> _Written request_
Rewrite the lines of the items that begin with the line containing "subtitle-prefix: ローカル ディスク" and end with the line containing "suggestions-section: 候補 重複ファイルを削除する", swapping "chevron-right-icon" for "arrow-right-icon" and leaving everything else as it is.

> _Extracted information_
- - -

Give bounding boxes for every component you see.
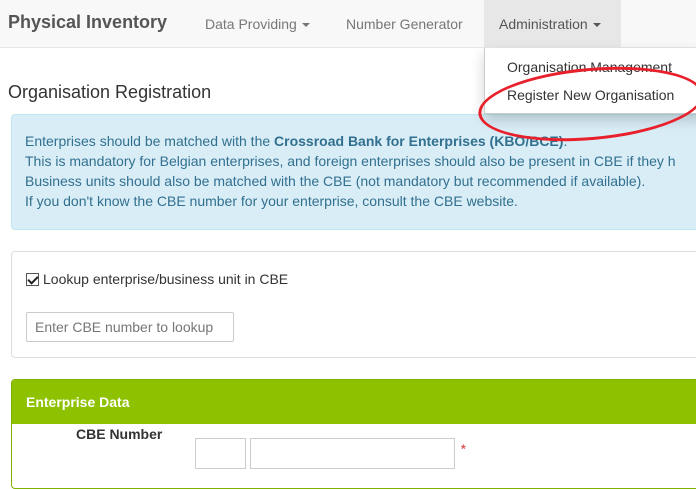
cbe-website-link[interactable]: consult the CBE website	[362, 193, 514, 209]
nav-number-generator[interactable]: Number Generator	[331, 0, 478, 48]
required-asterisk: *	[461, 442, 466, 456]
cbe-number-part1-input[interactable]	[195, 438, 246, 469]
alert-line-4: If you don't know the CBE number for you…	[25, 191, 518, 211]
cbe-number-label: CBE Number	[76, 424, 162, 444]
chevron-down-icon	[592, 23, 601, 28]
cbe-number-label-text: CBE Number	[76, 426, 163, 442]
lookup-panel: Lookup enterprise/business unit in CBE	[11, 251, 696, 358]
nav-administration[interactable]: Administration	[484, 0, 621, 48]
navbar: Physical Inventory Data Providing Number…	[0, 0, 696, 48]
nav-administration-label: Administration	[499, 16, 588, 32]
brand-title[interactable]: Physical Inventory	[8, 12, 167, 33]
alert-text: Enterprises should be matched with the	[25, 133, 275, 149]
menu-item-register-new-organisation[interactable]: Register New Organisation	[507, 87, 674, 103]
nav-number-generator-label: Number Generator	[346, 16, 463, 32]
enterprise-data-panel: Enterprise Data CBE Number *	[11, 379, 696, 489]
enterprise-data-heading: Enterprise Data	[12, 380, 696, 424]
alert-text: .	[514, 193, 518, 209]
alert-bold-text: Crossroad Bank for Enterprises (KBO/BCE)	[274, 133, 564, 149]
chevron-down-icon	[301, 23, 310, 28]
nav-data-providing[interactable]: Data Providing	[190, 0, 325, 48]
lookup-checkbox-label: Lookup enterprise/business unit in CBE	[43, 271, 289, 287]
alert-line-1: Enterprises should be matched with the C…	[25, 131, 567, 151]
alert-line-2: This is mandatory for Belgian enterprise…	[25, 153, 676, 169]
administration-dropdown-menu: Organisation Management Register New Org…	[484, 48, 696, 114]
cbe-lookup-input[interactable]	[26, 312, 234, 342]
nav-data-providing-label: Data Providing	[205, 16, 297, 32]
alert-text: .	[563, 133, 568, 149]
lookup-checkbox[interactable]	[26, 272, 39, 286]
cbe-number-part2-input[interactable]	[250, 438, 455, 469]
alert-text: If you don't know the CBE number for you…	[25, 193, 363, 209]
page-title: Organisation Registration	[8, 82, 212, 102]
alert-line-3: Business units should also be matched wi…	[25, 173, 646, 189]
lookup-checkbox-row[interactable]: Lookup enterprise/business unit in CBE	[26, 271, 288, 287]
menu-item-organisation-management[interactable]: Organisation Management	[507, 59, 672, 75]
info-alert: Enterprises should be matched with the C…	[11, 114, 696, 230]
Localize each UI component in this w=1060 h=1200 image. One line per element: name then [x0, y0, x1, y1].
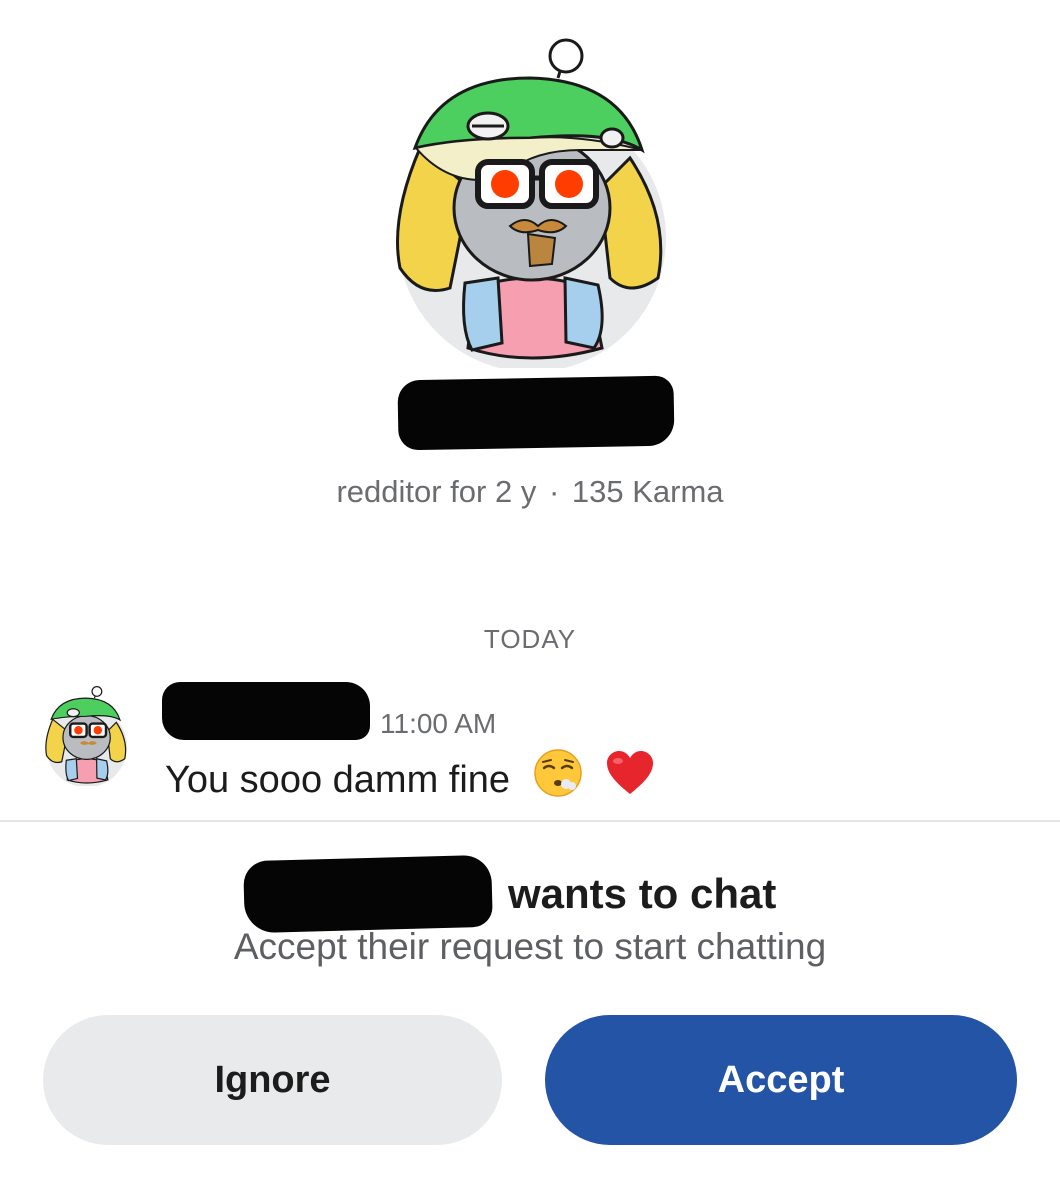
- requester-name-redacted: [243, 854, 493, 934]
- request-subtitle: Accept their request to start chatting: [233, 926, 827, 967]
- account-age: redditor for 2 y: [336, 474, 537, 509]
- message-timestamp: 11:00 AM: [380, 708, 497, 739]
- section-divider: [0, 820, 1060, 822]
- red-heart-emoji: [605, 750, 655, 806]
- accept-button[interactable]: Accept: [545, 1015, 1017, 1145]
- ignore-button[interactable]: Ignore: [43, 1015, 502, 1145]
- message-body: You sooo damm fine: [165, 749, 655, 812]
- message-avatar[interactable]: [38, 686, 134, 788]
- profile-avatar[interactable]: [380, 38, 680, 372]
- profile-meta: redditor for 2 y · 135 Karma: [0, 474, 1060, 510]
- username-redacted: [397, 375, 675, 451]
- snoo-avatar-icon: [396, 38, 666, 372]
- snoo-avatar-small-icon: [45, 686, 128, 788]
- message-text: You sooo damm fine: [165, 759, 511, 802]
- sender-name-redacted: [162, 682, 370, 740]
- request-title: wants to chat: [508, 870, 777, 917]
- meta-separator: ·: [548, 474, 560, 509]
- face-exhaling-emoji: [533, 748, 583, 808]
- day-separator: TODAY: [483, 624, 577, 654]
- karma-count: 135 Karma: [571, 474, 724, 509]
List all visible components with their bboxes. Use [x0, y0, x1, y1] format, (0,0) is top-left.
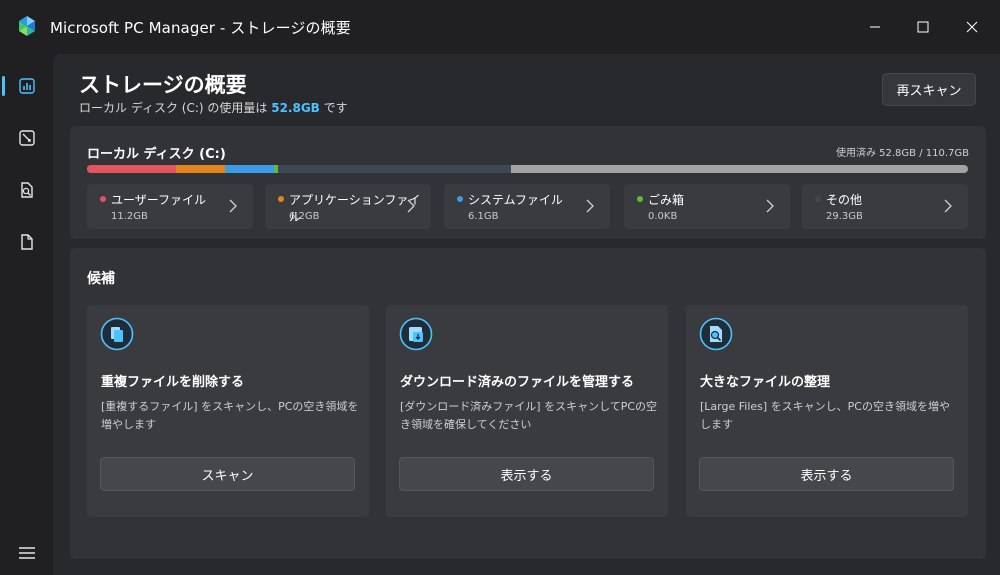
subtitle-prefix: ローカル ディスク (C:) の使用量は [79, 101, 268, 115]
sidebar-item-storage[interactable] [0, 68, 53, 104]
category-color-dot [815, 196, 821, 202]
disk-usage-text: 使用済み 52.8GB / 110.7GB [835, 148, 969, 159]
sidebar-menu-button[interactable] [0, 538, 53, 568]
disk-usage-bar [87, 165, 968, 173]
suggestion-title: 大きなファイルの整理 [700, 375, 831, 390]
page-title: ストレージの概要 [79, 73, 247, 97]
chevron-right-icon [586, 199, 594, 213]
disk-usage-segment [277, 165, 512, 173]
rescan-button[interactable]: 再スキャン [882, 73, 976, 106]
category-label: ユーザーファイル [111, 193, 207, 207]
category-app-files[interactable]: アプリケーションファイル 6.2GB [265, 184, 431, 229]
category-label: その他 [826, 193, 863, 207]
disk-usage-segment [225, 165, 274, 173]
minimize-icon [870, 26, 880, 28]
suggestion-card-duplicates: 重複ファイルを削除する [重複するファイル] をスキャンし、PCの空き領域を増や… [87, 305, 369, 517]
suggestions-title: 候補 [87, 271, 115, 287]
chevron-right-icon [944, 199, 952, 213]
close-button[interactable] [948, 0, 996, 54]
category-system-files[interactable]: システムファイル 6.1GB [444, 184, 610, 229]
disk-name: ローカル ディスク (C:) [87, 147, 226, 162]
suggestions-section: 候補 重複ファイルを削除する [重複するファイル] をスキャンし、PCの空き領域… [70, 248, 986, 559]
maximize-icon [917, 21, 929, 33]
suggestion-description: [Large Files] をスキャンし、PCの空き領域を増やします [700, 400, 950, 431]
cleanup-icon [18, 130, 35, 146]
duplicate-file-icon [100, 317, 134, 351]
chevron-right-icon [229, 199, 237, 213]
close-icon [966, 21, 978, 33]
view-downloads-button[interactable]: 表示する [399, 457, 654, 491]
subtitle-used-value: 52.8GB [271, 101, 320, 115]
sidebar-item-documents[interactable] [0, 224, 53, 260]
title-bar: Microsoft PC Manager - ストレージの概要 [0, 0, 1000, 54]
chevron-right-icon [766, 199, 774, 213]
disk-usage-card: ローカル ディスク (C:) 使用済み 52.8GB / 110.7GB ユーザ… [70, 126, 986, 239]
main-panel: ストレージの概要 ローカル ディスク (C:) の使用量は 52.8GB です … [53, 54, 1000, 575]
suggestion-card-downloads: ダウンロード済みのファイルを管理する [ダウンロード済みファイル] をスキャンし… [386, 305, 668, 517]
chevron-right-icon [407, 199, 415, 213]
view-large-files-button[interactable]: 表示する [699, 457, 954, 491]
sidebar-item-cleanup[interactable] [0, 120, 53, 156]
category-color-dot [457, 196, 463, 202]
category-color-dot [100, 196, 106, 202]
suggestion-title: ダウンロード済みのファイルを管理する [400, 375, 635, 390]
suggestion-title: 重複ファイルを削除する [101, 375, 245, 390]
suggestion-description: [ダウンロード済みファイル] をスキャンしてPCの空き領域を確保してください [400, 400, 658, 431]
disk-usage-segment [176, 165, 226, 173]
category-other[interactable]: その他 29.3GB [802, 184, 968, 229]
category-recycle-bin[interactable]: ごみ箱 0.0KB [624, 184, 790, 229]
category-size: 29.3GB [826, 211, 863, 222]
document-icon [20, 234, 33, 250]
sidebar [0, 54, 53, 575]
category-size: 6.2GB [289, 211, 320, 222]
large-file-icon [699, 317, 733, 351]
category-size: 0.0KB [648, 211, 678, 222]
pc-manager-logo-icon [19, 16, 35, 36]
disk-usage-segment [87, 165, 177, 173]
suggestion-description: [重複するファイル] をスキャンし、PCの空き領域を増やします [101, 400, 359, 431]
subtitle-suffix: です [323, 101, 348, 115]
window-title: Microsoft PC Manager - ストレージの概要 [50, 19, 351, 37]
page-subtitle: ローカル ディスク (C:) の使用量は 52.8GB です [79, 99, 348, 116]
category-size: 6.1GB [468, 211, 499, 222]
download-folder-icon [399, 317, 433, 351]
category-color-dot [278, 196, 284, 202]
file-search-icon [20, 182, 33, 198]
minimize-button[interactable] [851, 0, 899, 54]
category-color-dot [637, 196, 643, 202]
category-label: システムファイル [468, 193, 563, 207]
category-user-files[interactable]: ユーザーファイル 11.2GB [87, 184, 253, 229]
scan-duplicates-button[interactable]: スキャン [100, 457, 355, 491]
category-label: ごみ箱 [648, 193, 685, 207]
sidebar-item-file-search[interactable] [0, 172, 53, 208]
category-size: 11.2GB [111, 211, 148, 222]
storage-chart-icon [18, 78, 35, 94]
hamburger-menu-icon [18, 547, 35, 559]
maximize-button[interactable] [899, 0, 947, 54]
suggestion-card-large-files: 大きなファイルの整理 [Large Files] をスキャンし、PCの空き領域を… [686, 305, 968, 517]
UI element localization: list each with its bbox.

- - -

> _Task answer_
subtitle-prefix: ローカル ディスク (C:) の使用量は [79, 101, 268, 115]
sidebar-item-storage[interactable] [0, 68, 53, 104]
category-color-dot [815, 196, 821, 202]
disk-usage-text: 使用済み 52.8GB / 110.7GB [835, 148, 969, 159]
sidebar-menu-button[interactable] [0, 538, 53, 568]
disk-usage-bar [87, 165, 968, 173]
suggestion-title: 大きなファイルの整理 [700, 375, 831, 390]
page-title: ストレージの概要 [79, 73, 247, 97]
arrow-right-icon [586, 199, 594, 213]
disk-usage-segment [277, 165, 512, 173]
rescan-button[interactable]: 再スキャン [882, 73, 976, 106]
category-label: ユーザーファイル [111, 193, 207, 207]
category-app-files[interactable]: アプリケーションファイル 6.2GB [265, 184, 431, 229]
category-label: その他 [826, 193, 863, 207]
disk-usage-segment [225, 165, 274, 173]
minimize-icon [870, 26, 880, 28]
suggestion-card-duplicates: 重複ファイルを削除する [重複するファイル] をスキャンし、PCの空き領域を増や… [87, 305, 369, 517]
suggestions-title: 候補 [87, 271, 115, 287]
arrow-right-icon [944, 199, 952, 213]
close-button[interactable] [948, 0, 996, 54]
category-system-files[interactable]: システムファイル 6.1GB [444, 184, 610, 229]
disk-name: ローカル ディスク (C:) [87, 147, 226, 162]
suggestions-section: 候補 重複ファイルを削除する [重複するファイル] をスキャンし、PCの空き領域… [70, 248, 986, 559]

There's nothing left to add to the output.